(Challenge): Compile every line that includes the word "FlipperKitLayoutPlugin".

Dataset records
:::::

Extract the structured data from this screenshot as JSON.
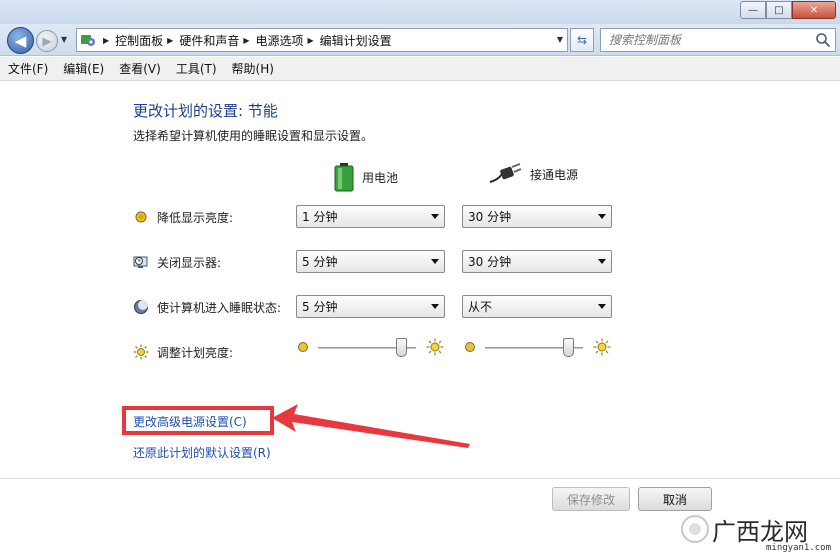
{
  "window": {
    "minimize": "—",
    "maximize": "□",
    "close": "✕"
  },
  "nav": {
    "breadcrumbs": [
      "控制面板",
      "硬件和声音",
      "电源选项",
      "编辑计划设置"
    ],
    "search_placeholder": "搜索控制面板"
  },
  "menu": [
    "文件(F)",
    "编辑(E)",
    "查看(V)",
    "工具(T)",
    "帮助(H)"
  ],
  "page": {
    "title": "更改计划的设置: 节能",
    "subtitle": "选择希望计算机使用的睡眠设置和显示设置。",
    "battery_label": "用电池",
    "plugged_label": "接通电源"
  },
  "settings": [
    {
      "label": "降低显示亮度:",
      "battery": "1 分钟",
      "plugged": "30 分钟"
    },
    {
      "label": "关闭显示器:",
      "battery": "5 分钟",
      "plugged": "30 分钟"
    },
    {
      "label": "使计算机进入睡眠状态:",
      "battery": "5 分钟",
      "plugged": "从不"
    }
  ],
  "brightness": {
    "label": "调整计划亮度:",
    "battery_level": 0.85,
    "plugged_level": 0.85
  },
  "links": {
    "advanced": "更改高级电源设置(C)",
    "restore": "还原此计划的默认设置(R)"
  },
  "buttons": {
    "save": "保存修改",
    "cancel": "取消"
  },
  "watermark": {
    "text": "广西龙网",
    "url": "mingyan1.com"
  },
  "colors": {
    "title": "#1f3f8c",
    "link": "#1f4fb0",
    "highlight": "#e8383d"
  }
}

:::::

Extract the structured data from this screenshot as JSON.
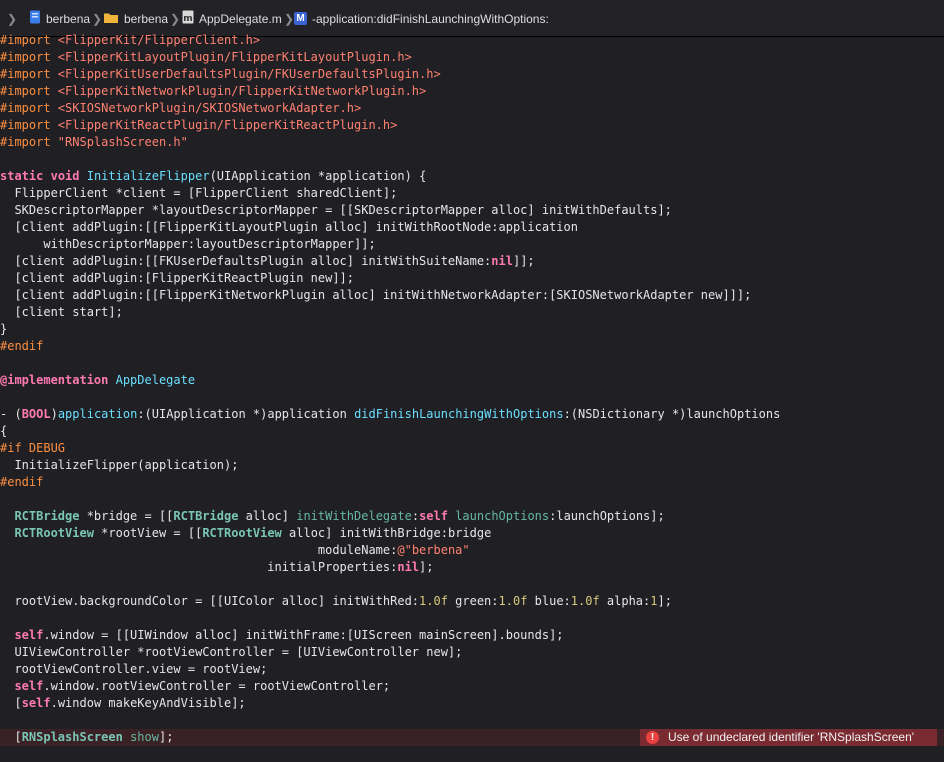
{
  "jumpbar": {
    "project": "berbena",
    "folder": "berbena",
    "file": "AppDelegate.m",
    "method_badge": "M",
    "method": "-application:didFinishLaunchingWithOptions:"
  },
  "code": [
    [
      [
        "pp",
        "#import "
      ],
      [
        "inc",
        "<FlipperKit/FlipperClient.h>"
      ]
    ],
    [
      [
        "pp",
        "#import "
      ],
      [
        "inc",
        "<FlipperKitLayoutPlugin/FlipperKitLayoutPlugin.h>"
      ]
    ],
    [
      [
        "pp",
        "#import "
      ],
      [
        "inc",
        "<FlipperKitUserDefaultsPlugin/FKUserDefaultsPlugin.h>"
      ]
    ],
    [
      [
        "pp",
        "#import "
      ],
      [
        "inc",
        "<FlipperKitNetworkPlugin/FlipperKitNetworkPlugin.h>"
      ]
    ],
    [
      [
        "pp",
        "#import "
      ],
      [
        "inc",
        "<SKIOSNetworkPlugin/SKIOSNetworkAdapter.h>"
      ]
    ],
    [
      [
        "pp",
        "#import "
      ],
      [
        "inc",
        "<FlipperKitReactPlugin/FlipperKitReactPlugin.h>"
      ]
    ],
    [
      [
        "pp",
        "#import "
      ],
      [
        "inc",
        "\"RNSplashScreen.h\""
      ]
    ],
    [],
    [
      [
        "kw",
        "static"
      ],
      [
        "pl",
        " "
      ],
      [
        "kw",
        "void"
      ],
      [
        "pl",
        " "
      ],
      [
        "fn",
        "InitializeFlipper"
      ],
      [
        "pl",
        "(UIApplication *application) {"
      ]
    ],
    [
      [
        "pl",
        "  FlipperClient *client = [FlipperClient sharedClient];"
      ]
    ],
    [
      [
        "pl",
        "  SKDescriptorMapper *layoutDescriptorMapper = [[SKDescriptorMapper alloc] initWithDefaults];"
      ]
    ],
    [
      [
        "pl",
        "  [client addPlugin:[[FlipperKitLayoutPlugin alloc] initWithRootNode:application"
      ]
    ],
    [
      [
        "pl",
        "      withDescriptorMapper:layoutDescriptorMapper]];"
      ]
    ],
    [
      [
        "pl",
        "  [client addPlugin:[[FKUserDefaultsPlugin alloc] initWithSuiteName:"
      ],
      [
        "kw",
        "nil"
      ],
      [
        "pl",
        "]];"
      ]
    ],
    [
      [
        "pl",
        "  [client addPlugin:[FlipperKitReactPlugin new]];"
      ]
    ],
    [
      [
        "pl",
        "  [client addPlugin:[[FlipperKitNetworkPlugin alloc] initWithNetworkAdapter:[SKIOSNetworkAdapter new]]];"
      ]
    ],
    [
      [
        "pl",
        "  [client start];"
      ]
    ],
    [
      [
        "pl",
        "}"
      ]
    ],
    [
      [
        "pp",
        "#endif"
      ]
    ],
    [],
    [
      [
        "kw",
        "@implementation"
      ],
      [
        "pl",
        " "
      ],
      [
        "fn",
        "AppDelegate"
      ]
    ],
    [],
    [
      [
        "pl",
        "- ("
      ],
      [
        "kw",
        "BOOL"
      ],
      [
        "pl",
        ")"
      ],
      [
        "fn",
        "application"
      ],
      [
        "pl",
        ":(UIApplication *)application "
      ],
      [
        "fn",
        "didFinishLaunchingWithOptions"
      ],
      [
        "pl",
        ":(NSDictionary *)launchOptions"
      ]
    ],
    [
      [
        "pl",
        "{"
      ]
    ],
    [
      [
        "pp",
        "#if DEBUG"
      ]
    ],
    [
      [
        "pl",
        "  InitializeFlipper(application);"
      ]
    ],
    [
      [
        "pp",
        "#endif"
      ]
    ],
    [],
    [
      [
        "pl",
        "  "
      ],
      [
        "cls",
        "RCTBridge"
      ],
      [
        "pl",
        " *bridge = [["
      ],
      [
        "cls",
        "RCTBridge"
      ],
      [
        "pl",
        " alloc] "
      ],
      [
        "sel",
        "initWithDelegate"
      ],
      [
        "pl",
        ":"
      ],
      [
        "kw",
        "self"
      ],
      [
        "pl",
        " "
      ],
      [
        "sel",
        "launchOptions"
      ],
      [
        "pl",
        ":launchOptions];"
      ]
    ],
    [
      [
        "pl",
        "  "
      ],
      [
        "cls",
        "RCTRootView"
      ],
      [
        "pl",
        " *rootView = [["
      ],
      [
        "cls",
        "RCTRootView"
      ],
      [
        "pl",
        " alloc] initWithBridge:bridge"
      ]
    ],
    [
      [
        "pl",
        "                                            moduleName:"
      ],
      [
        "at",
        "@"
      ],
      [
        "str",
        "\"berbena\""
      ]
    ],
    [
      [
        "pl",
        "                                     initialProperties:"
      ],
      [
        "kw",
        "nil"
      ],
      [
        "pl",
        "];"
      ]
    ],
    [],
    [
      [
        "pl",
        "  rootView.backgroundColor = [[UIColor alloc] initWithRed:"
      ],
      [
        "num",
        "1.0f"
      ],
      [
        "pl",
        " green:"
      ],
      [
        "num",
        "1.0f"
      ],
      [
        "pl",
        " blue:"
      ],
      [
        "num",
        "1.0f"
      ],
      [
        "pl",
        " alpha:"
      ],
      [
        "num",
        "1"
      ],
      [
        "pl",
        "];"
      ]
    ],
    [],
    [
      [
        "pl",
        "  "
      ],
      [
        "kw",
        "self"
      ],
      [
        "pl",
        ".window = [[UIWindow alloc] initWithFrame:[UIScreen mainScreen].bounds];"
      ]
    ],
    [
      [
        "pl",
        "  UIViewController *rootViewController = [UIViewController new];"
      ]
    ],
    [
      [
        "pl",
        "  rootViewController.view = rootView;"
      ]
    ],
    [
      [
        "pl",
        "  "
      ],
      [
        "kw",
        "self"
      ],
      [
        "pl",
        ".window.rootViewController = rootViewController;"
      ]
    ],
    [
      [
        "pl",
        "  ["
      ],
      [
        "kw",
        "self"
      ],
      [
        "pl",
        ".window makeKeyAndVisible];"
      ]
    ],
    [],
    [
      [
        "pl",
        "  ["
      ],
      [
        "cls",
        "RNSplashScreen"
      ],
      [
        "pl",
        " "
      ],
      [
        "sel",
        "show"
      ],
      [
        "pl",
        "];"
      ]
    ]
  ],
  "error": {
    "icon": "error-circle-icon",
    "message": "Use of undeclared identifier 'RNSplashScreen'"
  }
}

:::::

(Written reply):
        "<FlipperKitLayoutPlugin/FlipperKitLayoutPlugin.h>"
        "  [client addPlugin:[[FlipperKitLayoutPlugin alloc] initWithRootNode:application"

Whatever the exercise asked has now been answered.